▶ _THE EXERCISE_
Look over the lines below. Report each one that includes the string "accepte".

Stored data
-=-=-=-=-

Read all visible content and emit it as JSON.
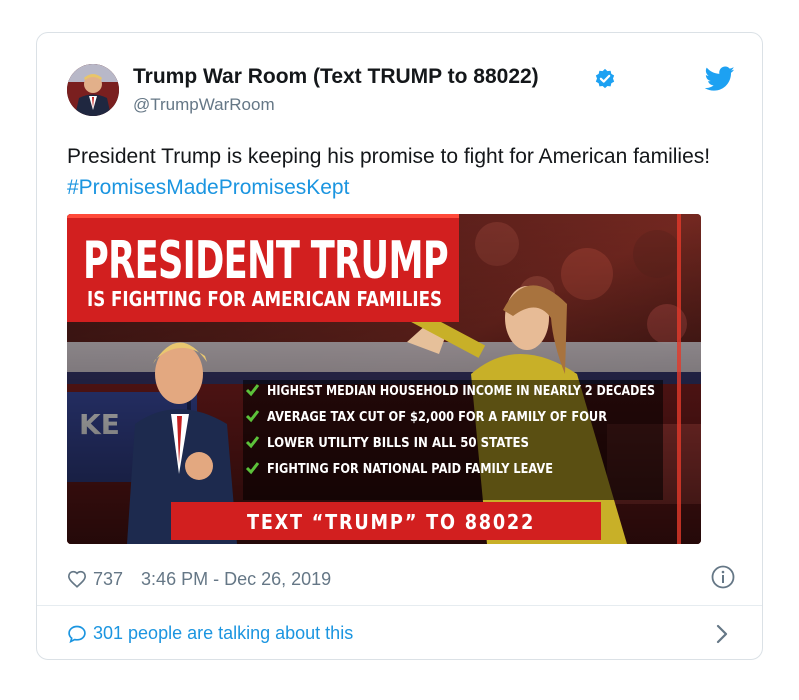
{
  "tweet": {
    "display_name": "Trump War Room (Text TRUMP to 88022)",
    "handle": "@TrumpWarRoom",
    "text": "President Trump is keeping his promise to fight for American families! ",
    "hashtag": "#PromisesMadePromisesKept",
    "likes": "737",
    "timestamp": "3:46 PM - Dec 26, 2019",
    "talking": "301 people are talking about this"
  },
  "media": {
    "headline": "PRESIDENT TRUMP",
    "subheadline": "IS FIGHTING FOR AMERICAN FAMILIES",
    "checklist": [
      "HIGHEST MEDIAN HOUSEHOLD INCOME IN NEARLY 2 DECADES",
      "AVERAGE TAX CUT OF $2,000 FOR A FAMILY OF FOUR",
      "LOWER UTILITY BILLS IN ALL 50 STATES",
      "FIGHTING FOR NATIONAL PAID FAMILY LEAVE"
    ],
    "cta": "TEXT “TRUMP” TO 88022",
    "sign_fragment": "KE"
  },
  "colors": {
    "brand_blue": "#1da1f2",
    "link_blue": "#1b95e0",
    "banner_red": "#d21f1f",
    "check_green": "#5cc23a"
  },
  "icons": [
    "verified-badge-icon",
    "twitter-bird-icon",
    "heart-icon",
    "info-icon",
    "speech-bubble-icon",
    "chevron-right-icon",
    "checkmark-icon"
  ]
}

-=-=-=-=-

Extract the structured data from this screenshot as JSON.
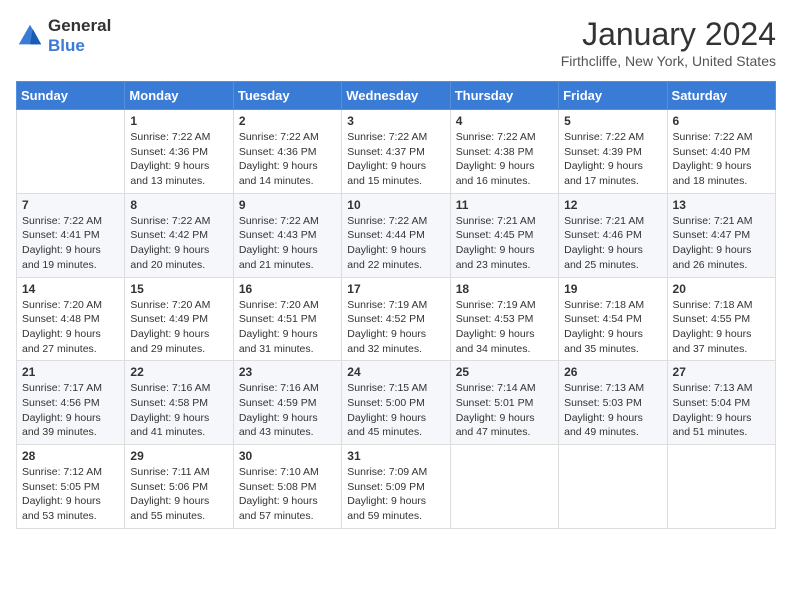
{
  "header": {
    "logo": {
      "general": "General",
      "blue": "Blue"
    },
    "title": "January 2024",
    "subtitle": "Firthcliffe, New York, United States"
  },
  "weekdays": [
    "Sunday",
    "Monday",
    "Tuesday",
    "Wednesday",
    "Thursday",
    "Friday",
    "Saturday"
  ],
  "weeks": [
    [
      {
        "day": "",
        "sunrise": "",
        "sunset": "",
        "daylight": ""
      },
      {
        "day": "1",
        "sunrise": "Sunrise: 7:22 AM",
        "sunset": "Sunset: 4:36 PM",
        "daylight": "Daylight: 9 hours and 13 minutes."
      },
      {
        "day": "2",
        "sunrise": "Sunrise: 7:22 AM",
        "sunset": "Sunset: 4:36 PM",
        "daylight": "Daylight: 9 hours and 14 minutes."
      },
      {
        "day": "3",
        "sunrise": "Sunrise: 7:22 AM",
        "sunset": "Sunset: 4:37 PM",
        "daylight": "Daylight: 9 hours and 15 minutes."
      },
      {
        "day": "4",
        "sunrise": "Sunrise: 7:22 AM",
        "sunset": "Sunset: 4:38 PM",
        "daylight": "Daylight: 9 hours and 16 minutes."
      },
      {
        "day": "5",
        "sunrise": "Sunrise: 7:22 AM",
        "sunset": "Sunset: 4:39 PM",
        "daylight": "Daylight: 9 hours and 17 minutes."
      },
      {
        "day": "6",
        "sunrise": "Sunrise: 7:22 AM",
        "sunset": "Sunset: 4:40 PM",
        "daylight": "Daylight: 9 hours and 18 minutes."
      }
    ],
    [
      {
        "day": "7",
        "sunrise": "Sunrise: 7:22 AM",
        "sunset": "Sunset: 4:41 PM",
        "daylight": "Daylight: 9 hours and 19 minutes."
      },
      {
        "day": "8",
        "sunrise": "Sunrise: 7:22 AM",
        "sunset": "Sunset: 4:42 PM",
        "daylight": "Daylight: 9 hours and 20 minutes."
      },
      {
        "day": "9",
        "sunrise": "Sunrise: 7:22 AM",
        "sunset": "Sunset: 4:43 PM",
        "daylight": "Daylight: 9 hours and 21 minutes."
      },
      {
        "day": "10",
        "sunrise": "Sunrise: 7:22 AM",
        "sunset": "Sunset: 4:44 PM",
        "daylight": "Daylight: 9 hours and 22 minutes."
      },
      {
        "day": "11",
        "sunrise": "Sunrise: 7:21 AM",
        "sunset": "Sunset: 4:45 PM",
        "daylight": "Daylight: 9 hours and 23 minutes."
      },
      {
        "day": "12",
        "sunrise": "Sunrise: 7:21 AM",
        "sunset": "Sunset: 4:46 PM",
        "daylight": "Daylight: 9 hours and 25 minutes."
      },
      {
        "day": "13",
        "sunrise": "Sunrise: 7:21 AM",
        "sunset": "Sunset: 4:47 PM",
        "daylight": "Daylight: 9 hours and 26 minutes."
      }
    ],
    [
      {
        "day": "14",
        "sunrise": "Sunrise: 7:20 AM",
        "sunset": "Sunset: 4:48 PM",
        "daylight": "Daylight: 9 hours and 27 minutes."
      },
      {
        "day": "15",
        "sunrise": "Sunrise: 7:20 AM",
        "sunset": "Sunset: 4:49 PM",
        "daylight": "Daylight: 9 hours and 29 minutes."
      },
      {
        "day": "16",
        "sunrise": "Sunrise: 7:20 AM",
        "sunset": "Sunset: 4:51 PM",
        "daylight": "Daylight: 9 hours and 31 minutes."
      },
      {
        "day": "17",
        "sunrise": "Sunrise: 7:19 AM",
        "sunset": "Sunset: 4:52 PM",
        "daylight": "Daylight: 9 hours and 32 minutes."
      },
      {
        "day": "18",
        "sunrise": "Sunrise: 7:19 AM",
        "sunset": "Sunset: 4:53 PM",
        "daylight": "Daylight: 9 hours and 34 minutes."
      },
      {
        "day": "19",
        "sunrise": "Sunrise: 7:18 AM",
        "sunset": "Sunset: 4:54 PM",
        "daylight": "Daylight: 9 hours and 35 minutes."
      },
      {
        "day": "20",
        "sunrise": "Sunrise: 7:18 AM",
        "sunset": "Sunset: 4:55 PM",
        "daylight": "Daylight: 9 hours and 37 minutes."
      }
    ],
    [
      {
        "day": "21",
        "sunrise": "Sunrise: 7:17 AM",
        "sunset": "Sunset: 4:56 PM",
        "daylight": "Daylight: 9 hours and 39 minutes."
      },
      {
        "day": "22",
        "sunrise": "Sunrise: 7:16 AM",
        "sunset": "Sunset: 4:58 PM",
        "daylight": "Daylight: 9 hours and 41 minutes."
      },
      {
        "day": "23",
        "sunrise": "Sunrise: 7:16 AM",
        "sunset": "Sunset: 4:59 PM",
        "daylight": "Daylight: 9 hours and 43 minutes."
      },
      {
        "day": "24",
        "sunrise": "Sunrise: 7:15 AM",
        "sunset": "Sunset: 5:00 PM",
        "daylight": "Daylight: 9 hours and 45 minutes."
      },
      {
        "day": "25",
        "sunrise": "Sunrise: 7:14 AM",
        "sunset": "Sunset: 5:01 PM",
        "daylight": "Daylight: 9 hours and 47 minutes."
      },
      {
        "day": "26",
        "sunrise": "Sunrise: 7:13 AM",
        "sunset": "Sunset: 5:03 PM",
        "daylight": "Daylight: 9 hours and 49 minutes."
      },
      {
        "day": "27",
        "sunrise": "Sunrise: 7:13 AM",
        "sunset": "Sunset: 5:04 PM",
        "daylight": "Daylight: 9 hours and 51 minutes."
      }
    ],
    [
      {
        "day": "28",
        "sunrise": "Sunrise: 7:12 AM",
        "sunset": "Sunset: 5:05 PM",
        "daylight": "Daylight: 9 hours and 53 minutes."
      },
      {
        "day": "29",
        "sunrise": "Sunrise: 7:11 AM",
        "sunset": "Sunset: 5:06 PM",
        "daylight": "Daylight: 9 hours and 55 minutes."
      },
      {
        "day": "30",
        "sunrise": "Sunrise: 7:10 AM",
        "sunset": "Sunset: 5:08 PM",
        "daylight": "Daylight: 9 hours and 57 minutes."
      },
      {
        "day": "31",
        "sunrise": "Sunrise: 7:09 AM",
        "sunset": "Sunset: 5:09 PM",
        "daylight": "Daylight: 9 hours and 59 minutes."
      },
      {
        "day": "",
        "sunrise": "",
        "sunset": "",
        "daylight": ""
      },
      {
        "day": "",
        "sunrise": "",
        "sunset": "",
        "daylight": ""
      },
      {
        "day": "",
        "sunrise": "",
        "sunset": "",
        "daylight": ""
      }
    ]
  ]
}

-=-=-=-=-

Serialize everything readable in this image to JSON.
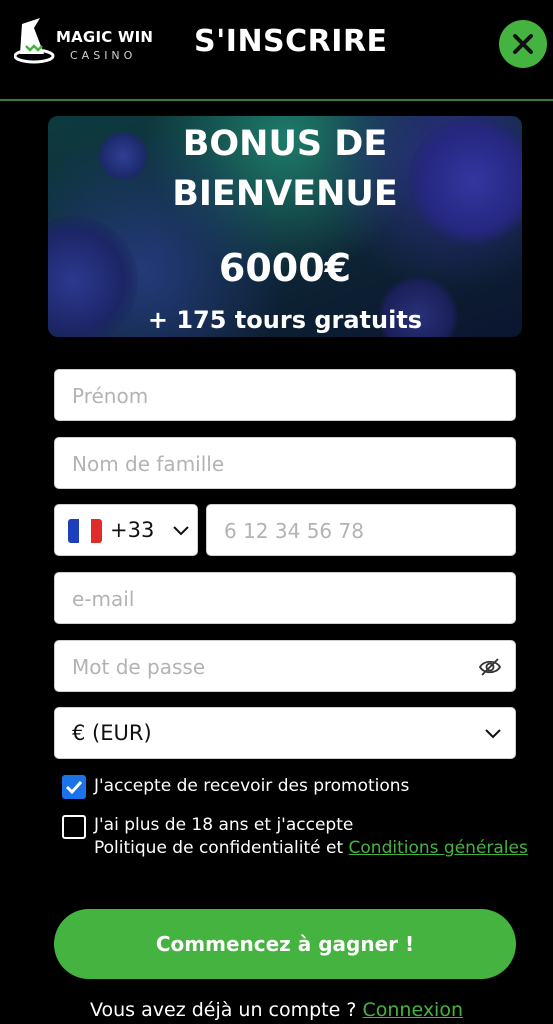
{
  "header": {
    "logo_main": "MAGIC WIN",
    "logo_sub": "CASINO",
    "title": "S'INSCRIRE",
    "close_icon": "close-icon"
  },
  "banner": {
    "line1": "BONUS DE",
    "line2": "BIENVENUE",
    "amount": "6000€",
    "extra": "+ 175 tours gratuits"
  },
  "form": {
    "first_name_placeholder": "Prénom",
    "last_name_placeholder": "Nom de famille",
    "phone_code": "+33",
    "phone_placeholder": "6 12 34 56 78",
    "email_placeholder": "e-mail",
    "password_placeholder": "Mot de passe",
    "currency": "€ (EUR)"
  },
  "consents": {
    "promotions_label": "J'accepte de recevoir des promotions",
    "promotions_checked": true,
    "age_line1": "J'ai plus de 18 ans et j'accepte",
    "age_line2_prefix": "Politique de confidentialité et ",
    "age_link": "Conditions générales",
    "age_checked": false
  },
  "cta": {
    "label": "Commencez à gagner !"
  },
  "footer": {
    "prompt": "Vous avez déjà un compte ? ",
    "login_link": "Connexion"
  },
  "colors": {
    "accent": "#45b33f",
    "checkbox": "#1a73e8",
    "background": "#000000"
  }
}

-=-=-=-=-

▶ _TASK RESPONSE_
    "promotions_label": "J'accepte de recevoir des promotions",
    "age_line1": "J'ai plus de 18 ans et j'accepte",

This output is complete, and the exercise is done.